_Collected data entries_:
+++++

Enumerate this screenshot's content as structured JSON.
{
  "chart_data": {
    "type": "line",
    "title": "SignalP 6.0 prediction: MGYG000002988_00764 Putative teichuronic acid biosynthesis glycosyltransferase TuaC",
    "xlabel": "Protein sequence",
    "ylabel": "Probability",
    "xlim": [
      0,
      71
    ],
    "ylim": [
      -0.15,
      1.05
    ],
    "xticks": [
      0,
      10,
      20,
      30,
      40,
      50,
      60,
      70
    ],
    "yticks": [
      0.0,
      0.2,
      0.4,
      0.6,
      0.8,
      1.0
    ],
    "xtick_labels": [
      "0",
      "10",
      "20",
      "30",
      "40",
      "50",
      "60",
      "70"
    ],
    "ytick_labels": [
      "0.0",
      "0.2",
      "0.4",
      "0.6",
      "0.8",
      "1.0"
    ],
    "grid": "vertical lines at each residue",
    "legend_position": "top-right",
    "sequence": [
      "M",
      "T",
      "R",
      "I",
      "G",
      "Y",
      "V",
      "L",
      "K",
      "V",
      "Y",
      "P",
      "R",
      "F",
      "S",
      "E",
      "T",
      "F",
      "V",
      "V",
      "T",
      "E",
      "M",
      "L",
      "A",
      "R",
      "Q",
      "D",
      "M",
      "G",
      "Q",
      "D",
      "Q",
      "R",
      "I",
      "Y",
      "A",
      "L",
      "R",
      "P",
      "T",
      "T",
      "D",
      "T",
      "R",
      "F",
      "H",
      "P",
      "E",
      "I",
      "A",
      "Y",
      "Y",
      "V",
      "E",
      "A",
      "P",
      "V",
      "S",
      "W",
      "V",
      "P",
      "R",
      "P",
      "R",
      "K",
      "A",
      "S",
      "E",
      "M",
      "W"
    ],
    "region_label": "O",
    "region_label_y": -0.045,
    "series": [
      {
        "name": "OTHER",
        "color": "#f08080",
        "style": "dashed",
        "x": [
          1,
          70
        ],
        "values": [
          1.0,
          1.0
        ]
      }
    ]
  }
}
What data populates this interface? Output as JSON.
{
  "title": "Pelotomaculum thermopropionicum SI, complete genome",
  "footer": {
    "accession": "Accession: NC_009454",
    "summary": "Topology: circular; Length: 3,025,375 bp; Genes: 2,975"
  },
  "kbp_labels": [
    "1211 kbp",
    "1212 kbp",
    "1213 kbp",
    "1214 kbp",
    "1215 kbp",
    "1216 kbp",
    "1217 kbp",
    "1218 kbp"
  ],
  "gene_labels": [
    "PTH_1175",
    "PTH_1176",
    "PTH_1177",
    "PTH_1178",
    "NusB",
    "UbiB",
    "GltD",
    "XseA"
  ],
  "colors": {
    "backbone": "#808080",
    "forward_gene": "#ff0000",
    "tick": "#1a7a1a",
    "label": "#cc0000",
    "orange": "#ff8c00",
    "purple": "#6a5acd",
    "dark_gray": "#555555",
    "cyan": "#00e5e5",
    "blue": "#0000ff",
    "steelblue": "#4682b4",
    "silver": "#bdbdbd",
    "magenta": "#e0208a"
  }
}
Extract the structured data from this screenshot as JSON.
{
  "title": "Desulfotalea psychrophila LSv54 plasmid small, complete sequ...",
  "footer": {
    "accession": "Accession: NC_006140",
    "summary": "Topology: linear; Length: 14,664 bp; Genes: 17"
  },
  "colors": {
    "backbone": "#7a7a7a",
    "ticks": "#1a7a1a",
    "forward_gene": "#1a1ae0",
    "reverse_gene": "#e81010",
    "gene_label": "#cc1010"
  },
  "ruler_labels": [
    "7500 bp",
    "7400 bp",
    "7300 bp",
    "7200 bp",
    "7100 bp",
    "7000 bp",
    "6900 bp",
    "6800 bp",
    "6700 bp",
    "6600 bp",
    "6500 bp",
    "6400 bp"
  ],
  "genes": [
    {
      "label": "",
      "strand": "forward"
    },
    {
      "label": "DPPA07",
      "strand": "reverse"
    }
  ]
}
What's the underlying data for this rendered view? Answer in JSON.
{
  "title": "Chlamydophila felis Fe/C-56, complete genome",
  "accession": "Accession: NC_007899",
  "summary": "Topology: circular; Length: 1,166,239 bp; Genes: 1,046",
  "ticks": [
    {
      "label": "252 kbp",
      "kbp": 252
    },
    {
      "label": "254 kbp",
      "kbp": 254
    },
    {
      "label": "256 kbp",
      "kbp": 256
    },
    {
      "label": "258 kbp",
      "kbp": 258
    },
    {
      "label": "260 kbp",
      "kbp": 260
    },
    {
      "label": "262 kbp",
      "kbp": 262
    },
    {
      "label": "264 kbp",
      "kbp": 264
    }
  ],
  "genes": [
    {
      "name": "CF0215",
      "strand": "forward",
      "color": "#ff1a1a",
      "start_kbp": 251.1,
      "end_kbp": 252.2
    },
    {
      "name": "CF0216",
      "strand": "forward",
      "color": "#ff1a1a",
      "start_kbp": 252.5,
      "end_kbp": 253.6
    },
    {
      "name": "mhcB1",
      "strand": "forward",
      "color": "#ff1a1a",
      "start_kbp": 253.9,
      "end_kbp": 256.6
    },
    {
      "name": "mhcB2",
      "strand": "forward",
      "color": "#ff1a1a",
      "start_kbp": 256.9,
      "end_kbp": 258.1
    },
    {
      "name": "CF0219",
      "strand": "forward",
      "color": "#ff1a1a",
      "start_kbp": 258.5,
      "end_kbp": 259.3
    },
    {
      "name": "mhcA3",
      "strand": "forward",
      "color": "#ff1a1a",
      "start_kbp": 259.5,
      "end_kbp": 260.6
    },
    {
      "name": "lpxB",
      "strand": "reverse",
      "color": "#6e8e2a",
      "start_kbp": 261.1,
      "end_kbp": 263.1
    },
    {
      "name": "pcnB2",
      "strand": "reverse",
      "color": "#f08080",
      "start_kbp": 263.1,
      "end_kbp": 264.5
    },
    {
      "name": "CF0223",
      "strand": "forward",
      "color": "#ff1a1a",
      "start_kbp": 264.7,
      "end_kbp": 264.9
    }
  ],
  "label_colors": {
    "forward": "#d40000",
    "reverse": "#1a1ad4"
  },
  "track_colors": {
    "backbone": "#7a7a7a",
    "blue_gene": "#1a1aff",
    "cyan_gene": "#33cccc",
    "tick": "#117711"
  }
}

+++++

_What you should do_: All records above must be printed again, exactly.

_Finished task_:
Enumerate this screenshot's content as structured JSON.
{
  "chart_data": {
    "type": "line",
    "title": "SignalP 6.0 prediction: MGYG000002988_00764 Putative teichuronic acid biosynthesis glycosyltransferase TuaC",
    "xlabel": "Protein sequence",
    "ylabel": "Probability",
    "xlim": [
      0,
      71
    ],
    "ylim": [
      -0.15,
      1.05
    ],
    "xticks": [
      0,
      10,
      20,
      30,
      40,
      50,
      60,
      70
    ],
    "yticks": [
      0.0,
      0.2,
      0.4,
      0.6,
      0.8,
      1.0
    ],
    "xtick_labels": [
      "0",
      "10",
      "20",
      "30",
      "40",
      "50",
      "60",
      "70"
    ],
    "ytick_labels": [
      "0.0",
      "0.2",
      "0.4",
      "0.6",
      "0.8",
      "1.0"
    ],
    "grid": "vertical lines at each residue",
    "legend_position": "top-right",
    "sequence": [
      "M",
      "T",
      "R",
      "I",
      "G",
      "Y",
      "V",
      "L",
      "K",
      "V",
      "Y",
      "P",
      "R",
      "F",
      "S",
      "E",
      "T",
      "F",
      "V",
      "V",
      "T",
      "E",
      "M",
      "L",
      "A",
      "R",
      "Q",
      "D",
      "M",
      "G",
      "Q",
      "D",
      "Q",
      "R",
      "I",
      "Y",
      "A",
      "L",
      "R",
      "P",
      "T",
      "T",
      "D",
      "T",
      "R",
      "F",
      "H",
      "P",
      "E",
      "I",
      "A",
      "Y",
      "Y",
      "V",
      "E",
      "A",
      "P",
      "V",
      "S",
      "W",
      "V",
      "P",
      "R",
      "P",
      "R",
      "K",
      "A",
      "S",
      "E",
      "M",
      "W"
    ],
    "region_label": "O",
    "region_label_y": -0.045,
    "series": [
      {
        "name": "OTHER",
        "color": "#f08080",
        "style": "dashed",
        "x": [
          1,
          70
        ],
        "values": [
          1.0,
          1.0
        ]
      }
    ]
  }
}
What data populates this interface? Output as JSON.
{
  "title": "Pelotomaculum thermopropionicum SI, complete genome",
  "footer": {
    "accession": "Accession: NC_009454",
    "summary": "Topology: circular; Length: 3,025,375 bp; Genes: 2,975"
  },
  "kbp_labels": [
    "1211 kbp",
    "1212 kbp",
    "1213 kbp",
    "1214 kbp",
    "1215 kbp",
    "1216 kbp",
    "1217 kbp",
    "1218 kbp"
  ],
  "gene_labels": [
    "PTH_1175",
    "PTH_1176",
    "PTH_1177",
    "PTH_1178",
    "NusB",
    "UbiB",
    "GltD",
    "XseA"
  ],
  "colors": {
    "backbone": "#808080",
    "forward_gene": "#ff0000",
    "tick": "#1a7a1a",
    "label": "#cc0000",
    "orange": "#ff8c00",
    "purple": "#6a5acd",
    "dark_gray": "#555555",
    "cyan": "#00e5e5",
    "blue": "#0000ff",
    "steelblue": "#4682b4",
    "silver": "#bdbdbd",
    "magenta": "#e0208a"
  }
}
Extract the structured data from this screenshot as JSON.
{
  "title": "Desulfotalea psychrophila LSv54 plasmid small, complete sequ...",
  "footer": {
    "accession": "Accession: NC_006140",
    "summary": "Topology: linear; Length: 14,664 bp; Genes: 17"
  },
  "colors": {
    "backbone": "#7a7a7a",
    "ticks": "#1a7a1a",
    "forward_gene": "#1a1ae0",
    "reverse_gene": "#e81010",
    "gene_label": "#cc1010"
  },
  "ruler_labels": [
    "7500 bp",
    "7400 bp",
    "7300 bp",
    "7200 bp",
    "7100 bp",
    "7000 bp",
    "6900 bp",
    "6800 bp",
    "6700 bp",
    "6600 bp",
    "6500 bp",
    "6400 bp"
  ],
  "genes": [
    {
      "label": "",
      "strand": "forward"
    },
    {
      "label": "DPPA07",
      "strand": "reverse"
    }
  ]
}
What's the underlying data for this rendered view? Answer in JSON.
{
  "title": "Chlamydophila felis Fe/C-56, complete genome",
  "accession": "Accession: NC_007899",
  "summary": "Topology: circular; Length: 1,166,239 bp; Genes: 1,046",
  "ticks": [
    {
      "label": "252 kbp",
      "kbp": 252
    },
    {
      "label": "254 kbp",
      "kbp": 254
    },
    {
      "label": "256 kbp",
      "kbp": 256
    },
    {
      "label": "258 kbp",
      "kbp": 258
    },
    {
      "label": "260 kbp",
      "kbp": 260
    },
    {
      "label": "262 kbp",
      "kbp": 262
    },
    {
      "label": "264 kbp",
      "kbp": 264
    }
  ],
  "genes": [
    {
      "name": "CF0215",
      "strand": "forward",
      "color": "#ff1a1a",
      "start_kbp": 251.1,
      "end_kbp": 252.2
    },
    {
      "name": "CF0216",
      "strand": "forward",
      "color": "#ff1a1a",
      "start_kbp": 252.5,
      "end_kbp": 253.6
    },
    {
      "name": "mhcB1",
      "strand": "forward",
      "color": "#ff1a1a",
      "start_kbp": 253.9,
      "end_kbp": 256.6
    },
    {
      "name": "mhcB2",
      "strand": "forward",
      "color": "#ff1a1a",
      "start_kbp": 256.9,
      "end_kbp": 258.1
    },
    {
      "name": "CF0219",
      "strand": "forward",
      "color": "#ff1a1a",
      "start_kbp": 258.5,
      "end_kbp": 259.3
    },
    {
      "name": "mhcA3",
      "strand": "forward",
      "color": "#ff1a1a",
      "start_kbp": 259.5,
      "end_kbp": 260.6
    },
    {
      "name": "lpxB",
      "strand": "reverse",
      "color": "#6e8e2a",
      "start_kbp": 261.1,
      "end_kbp": 263.1
    },
    {
      "name": "pcnB2",
      "strand": "reverse",
      "color": "#f08080",
      "start_kbp": 263.1,
      "end_kbp": 264.5
    },
    {
      "name": "CF0223",
      "strand": "forward",
      "color": "#ff1a1a",
      "start_kbp": 264.7,
      "end_kbp": 264.9
    }
  ],
  "label_colors": {
    "forward": "#d40000",
    "reverse": "#1a1ad4"
  },
  "track_colors": {
    "backbone": "#7a7a7a",
    "blue_gene": "#1a1aff",
    "cyan_gene": "#33cccc",
    "tick": "#117711"
  }
}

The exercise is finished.